DATA SUPPLIED:
--- begin ---

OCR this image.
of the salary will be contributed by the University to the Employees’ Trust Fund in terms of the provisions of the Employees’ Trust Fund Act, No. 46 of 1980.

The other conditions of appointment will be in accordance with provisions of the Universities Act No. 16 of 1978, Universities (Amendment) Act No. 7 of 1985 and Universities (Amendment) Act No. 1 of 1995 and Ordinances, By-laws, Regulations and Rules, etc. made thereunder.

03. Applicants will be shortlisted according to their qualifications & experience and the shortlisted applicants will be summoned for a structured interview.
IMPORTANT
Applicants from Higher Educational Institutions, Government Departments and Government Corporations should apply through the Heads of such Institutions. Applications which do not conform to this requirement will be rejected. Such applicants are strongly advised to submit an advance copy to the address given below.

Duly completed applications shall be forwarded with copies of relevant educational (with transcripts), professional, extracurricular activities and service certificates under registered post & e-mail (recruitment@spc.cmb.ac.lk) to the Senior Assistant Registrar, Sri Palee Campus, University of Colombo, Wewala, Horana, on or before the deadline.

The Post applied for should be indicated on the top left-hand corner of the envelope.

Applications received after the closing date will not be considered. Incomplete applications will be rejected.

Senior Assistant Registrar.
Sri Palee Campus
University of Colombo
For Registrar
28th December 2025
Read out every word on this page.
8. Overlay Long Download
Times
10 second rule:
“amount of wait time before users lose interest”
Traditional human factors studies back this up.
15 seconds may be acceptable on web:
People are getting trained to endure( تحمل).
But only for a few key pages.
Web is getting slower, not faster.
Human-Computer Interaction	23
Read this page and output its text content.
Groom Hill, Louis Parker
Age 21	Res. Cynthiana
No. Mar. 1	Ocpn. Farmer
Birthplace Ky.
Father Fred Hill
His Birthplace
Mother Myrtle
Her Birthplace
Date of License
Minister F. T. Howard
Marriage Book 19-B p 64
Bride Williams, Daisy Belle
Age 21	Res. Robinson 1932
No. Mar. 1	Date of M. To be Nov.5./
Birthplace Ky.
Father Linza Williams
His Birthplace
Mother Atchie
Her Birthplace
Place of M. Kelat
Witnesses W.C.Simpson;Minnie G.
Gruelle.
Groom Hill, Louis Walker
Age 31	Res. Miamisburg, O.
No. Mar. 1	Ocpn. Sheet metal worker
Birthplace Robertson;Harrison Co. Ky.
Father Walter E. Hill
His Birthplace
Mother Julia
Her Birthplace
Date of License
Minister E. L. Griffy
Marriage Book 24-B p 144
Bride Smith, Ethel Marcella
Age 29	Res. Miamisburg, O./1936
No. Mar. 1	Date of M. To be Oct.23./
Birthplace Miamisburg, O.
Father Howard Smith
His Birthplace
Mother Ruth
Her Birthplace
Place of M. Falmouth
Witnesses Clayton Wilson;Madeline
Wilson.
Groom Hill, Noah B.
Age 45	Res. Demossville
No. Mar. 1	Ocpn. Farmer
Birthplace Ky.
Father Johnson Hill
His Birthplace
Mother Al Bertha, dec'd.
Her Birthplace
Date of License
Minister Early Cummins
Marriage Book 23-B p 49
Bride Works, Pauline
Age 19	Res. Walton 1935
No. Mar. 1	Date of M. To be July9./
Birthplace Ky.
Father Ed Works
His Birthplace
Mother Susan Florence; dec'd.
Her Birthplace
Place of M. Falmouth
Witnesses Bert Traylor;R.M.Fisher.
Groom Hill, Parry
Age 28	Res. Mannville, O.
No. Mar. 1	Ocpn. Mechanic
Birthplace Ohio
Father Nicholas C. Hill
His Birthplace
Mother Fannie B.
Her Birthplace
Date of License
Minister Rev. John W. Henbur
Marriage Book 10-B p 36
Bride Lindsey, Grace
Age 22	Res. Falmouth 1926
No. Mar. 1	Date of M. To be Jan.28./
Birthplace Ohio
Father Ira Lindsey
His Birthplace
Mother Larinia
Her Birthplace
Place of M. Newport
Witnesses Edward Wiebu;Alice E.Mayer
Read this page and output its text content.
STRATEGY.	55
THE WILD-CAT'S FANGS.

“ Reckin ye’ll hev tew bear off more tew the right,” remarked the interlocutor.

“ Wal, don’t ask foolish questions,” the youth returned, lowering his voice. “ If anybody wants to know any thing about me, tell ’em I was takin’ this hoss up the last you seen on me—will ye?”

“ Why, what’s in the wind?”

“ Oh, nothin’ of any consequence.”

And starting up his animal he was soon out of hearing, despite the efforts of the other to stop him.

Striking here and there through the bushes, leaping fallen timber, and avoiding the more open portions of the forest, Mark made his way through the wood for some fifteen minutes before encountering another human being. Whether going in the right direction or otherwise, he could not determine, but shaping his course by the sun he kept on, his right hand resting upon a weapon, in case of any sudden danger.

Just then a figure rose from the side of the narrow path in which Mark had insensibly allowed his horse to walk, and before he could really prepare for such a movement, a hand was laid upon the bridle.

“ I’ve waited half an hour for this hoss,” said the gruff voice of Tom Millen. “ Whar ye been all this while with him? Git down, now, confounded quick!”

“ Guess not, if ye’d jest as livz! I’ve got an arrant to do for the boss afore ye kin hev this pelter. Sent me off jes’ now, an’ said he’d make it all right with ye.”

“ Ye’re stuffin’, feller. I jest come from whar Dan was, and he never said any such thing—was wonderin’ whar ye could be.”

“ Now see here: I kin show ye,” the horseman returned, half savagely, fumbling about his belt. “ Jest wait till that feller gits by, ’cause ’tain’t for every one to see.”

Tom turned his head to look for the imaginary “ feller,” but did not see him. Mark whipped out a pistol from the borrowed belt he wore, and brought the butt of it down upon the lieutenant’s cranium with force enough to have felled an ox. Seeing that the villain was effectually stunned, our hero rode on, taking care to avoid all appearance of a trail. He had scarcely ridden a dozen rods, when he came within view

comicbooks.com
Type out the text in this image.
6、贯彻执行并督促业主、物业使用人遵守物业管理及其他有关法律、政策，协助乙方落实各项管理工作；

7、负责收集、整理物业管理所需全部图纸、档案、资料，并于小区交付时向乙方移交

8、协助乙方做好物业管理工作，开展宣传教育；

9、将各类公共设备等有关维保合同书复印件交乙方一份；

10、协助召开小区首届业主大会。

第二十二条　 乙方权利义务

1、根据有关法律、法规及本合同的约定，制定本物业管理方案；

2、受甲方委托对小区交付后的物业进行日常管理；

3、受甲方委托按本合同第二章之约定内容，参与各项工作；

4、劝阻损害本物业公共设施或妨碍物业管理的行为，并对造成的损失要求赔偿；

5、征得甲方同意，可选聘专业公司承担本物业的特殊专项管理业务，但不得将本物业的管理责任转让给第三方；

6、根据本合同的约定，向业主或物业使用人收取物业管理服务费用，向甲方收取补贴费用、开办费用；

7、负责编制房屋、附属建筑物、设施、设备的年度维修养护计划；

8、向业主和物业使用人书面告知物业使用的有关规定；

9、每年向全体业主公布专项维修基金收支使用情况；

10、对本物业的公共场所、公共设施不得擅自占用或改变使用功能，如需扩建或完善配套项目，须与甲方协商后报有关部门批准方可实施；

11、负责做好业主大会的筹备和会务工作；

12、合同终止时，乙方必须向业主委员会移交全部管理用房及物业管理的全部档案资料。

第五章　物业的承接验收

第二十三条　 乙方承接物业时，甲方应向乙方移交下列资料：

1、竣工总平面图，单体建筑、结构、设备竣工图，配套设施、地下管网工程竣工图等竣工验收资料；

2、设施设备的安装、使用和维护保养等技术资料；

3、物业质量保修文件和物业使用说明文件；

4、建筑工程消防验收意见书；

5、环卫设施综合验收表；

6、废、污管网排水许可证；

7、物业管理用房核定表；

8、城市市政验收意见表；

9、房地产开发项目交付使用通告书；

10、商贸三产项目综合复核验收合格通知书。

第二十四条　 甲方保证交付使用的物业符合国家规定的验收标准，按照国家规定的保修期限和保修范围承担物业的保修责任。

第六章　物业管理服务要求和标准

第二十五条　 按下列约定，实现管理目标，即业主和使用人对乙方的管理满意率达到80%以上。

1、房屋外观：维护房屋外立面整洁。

--- end ---

Return only those lines of the records that contain the string "belt".

“ Now see here: I kin show ye,” the horseman returned, half savagely, fumbling about his belt. “ Jest wait till that feller gits by, ’cause ’tain’t for every one to see.”
Tom turned his head to look for the imaginary “ feller,” but did not see him. Mark whipped out a pistol from the borrowed belt he wore, and brought the butt of it down upon the lieutenant’s cranium with force enough to have felled an ox. Seeing that the villain was effectually stunned, our hero rode on, taking care to avoid all appearance of a trail. He had scarcely ridden a dozen rods, when he came within view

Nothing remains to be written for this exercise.